═══ Supplied records ═══
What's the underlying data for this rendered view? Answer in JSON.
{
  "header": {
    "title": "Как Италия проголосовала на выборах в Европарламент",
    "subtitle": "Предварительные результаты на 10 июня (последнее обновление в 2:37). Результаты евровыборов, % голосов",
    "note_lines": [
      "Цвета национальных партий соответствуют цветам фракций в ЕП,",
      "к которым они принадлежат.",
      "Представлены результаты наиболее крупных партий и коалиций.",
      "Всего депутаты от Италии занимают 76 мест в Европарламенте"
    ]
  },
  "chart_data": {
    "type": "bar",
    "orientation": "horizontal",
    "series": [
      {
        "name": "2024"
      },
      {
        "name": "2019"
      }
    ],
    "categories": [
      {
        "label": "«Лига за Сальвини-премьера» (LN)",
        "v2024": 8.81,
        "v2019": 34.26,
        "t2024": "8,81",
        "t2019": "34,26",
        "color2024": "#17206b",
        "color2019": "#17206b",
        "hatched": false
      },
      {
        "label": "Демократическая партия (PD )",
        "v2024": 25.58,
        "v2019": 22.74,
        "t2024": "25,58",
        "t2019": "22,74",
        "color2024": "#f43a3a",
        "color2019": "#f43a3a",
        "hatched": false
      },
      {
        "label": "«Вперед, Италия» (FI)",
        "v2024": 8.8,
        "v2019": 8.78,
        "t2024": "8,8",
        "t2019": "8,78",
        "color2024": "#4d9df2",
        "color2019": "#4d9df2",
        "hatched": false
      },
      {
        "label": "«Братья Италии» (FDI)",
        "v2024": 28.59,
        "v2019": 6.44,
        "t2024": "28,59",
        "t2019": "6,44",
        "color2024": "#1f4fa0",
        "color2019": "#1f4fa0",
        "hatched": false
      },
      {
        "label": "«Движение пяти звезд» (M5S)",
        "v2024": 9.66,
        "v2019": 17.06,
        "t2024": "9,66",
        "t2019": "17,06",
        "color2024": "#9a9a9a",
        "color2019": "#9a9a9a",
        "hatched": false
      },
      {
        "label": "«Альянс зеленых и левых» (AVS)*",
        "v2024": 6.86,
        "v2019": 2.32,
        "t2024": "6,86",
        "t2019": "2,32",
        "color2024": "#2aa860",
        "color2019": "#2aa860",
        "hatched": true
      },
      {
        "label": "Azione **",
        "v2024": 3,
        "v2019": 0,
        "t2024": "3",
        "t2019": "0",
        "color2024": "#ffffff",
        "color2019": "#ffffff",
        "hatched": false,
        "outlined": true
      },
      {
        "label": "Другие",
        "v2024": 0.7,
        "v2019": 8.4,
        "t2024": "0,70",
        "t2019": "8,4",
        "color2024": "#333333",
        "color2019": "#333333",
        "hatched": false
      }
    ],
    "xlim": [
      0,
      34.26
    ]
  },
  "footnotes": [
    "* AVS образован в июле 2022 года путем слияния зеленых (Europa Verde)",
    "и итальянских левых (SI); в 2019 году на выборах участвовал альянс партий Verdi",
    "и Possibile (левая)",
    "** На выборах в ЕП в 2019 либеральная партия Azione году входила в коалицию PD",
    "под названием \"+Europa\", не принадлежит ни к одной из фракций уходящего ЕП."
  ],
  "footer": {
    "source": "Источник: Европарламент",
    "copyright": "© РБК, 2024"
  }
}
═══
_What is asked:_ Every entry above should be retyped exactly as shown.

_Full output:_
What's the underlying data for this rendered view? Answer in JSON.
{
  "header": {
    "title": "Как Италия проголосовала на выборах в Европарламент",
    "subtitle": "Предварительные результаты на 10 июня (последнее обновление в 2:37). Результаты евровыборов, % голосов",
    "note_lines": [
      "Цвета национальных партий соответствуют цветам фракций в ЕП,",
      "к которым они принадлежат.",
      "Представлены результаты наиболее крупных партий и коалиций.",
      "Всего депутаты от Италии занимают 76 мест в Европарламенте"
    ]
  },
  "chart_data": {
    "type": "bar",
    "orientation": "horizontal",
    "series": [
      {
        "name": "2024"
      },
      {
        "name": "2019"
      }
    ],
    "categories": [
      {
        "label": "«Лига за Сальвини-премьера» (LN)",
        "v2024": 8.81,
        "v2019": 34.26,
        "t2024": "8,81",
        "t2019": "34,26",
        "color2024": "#17206b",
        "color2019": "#17206b",
        "hatched": false
      },
      {
        "label": "Демократическая партия (PD )",
        "v2024": 25.58,
        "v2019": 22.74,
        "t2024": "25,58",
        "t2019": "22,74",
        "color2024": "#f43a3a",
        "color2019": "#f43a3a",
        "hatched": false
      },
      {
        "label": "«Вперед, Италия» (FI)",
        "v2024": 8.8,
        "v2019": 8.78,
        "t2024": "8,8",
        "t2019": "8,78",
        "color2024": "#4d9df2",
        "color2019": "#4d9df2",
        "hatched": false
      },
      {
        "label": "«Братья Италии» (FDI)",
        "v2024": 28.59,
        "v2019": 6.44,
        "t2024": "28,59",
        "t2019": "6,44",
        "color2024": "#1f4fa0",
        "color2019": "#1f4fa0",
        "hatched": false
      },
      {
        "label": "«Движение пяти звезд» (M5S)",
        "v2024": 9.66,
        "v2019": 17.06,
        "t2024": "9,66",
        "t2019": "17,06",
        "color2024": "#9a9a9a",
        "color2019": "#9a9a9a",
        "hatched": false
      },
      {
        "label": "«Альянс зеленых и левых» (AVS)*",
        "v2024": 6.86,
        "v2019": 2.32,
        "t2024": "6,86",
        "t2019": "2,32",
        "color2024": "#2aa860",
        "color2019": "#2aa860",
        "hatched": true
      },
      {
        "label": "Azione **",
        "v2024": 3,
        "v2019": 0,
        "t2024": "3",
        "t2019": "0",
        "color2024": "#ffffff",
        "color2019": "#ffffff",
        "hatched": false,
        "outlined": true
      },
      {
        "label": "Другие",
        "v2024": 0.7,
        "v2019": 8.4,
        "t2024": "0,70",
        "t2019": "8,4",
        "color2024": "#333333",
        "color2019": "#333333",
        "hatched": false
      }
    ],
    "xlim": [
      0,
      34.26
    ]
  },
  "footnotes": [
    "* AVS образован в июле 2022 года путем слияния зеленых (Europa Verde)",
    "и итальянских левых (SI); в 2019 году на выборах участвовал альянс партий Verdi",
    "и Possibile (левая)",
    "** На выборах в ЕП в 2019 либеральная партия Azione году входила в коалицию PD",
    "под названием \"+Europa\", не принадлежит ни к одной из фракций уходящего ЕП."
  ],
  "footer": {
    "source": "Источник: Европарламент",
    "copyright": "© РБК, 2024"
  }
}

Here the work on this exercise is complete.